Figure record listings:
● ● ●
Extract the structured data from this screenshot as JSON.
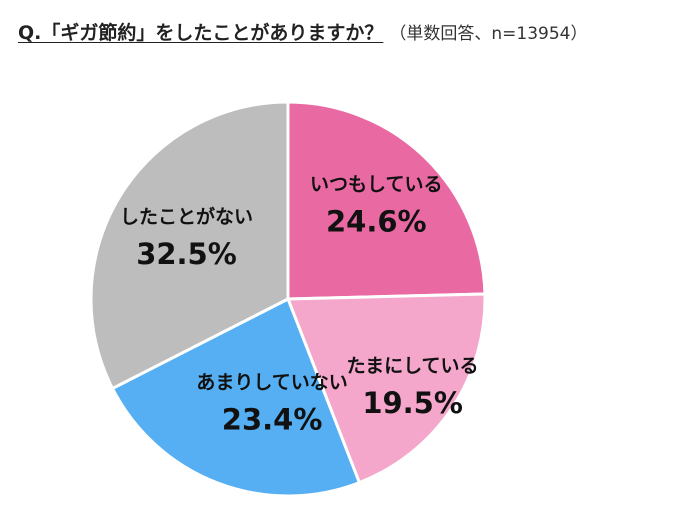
{
  "title": {
    "question": "Q.「ギガ節約」をしたことがありますか？",
    "note": "（単数回答、n=13954）"
  },
  "colors": {
    "slice_1": "#e96aa3",
    "slice_2": "#f4a6cb",
    "slice_3": "#55aff2",
    "slice_4": "#bdbdbd",
    "slice_stroke": "#ffffff"
  },
  "chart_data": {
    "type": "pie",
    "title": "Q.「ギガ節約」をしたことがありますか？（単数回答、n=13954）",
    "categories": [
      "いつもしている",
      "たまにしている",
      "あまりしていない",
      "したことがない"
    ],
    "values": [
      24.6,
      19.5,
      23.4,
      32.5
    ],
    "value_labels": [
      "24.6%",
      "19.5%",
      "23.4%",
      "32.5%"
    ],
    "unit": "%",
    "start_angle": "12 o'clock",
    "direction": "clockwise",
    "legend": "none",
    "labels_position": "inside"
  }
}
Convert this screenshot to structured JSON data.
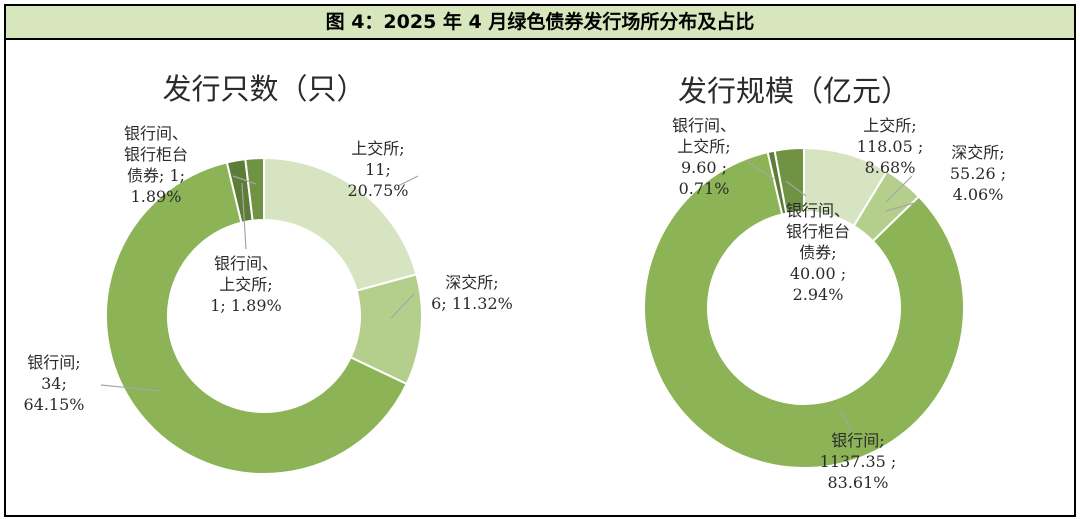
{
  "figure": {
    "title": "图 4：2025 年 4 月绿色债券发行场所分布及占比"
  },
  "chart_data": [
    {
      "type": "pie",
      "subtype": "donut",
      "title": "发行只数（只）",
      "unit": "只",
      "slices": [
        {
          "name": "上交所",
          "value": 11,
          "percent": 20.75,
          "color": "#d6e4c1",
          "label_lines": [
            "上交所;",
            "11;",
            "20.75%"
          ]
        },
        {
          "name": "深交所",
          "value": 6,
          "percent": 11.32,
          "color": "#b4cf8c",
          "label_lines": [
            "深交所;",
            "6; 11.32%"
          ]
        },
        {
          "name": "银行间",
          "value": 34,
          "percent": 64.15,
          "color": "#8cb456",
          "label_lines": [
            "银行间;",
            "34;",
            "64.15%"
          ]
        },
        {
          "name": "银行间、上交所",
          "value": 1,
          "percent": 1.89,
          "color": "#5d7c37",
          "label_lines": [
            "银行间、",
            "上交所;",
            "1; 1.89%"
          ]
        },
        {
          "name": "银行间、银行柜台债券",
          "value": 1,
          "percent": 1.89,
          "color": "#6f9243",
          "label_lines": [
            "银行间、",
            "银行柜台",
            "债券; 1;",
            "1.89%"
          ]
        }
      ]
    },
    {
      "type": "pie",
      "subtype": "donut",
      "title": "发行规模（亿元）",
      "unit": "亿元",
      "slices": [
        {
          "name": "上交所",
          "value": 118.05,
          "percent": 8.68,
          "color": "#d6e4c1",
          "label_lines": [
            "上交所;",
            "118.05 ;",
            "8.68%"
          ]
        },
        {
          "name": "深交所",
          "value": 55.26,
          "percent": 4.06,
          "color": "#b4cf8c",
          "label_lines": [
            "深交所;",
            "55.26 ;",
            "4.06%"
          ]
        },
        {
          "name": "银行间",
          "value": 1137.35,
          "percent": 83.61,
          "color": "#8cb456",
          "label_lines": [
            "银行间;",
            "1137.35 ;",
            "83.61%"
          ]
        },
        {
          "name": "银行间、上交所",
          "value": 9.6,
          "percent": 0.71,
          "color": "#5d7c37",
          "label_lines": [
            "银行间、",
            "上交所;",
            "9.60 ;",
            "0.71%"
          ]
        },
        {
          "name": "银行间、银行柜台债券",
          "value": 40.0,
          "percent": 2.94,
          "color": "#6f9243",
          "label_lines": [
            "银行间、",
            "银行柜台",
            "债券;",
            "40.00 ;",
            "2.94%"
          ]
        }
      ]
    }
  ]
}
● ● ●
Copy out every line with the word "JSON".

Extract the structured data from this screenshot as JSON.
Convert this screenshot to structured JSON data.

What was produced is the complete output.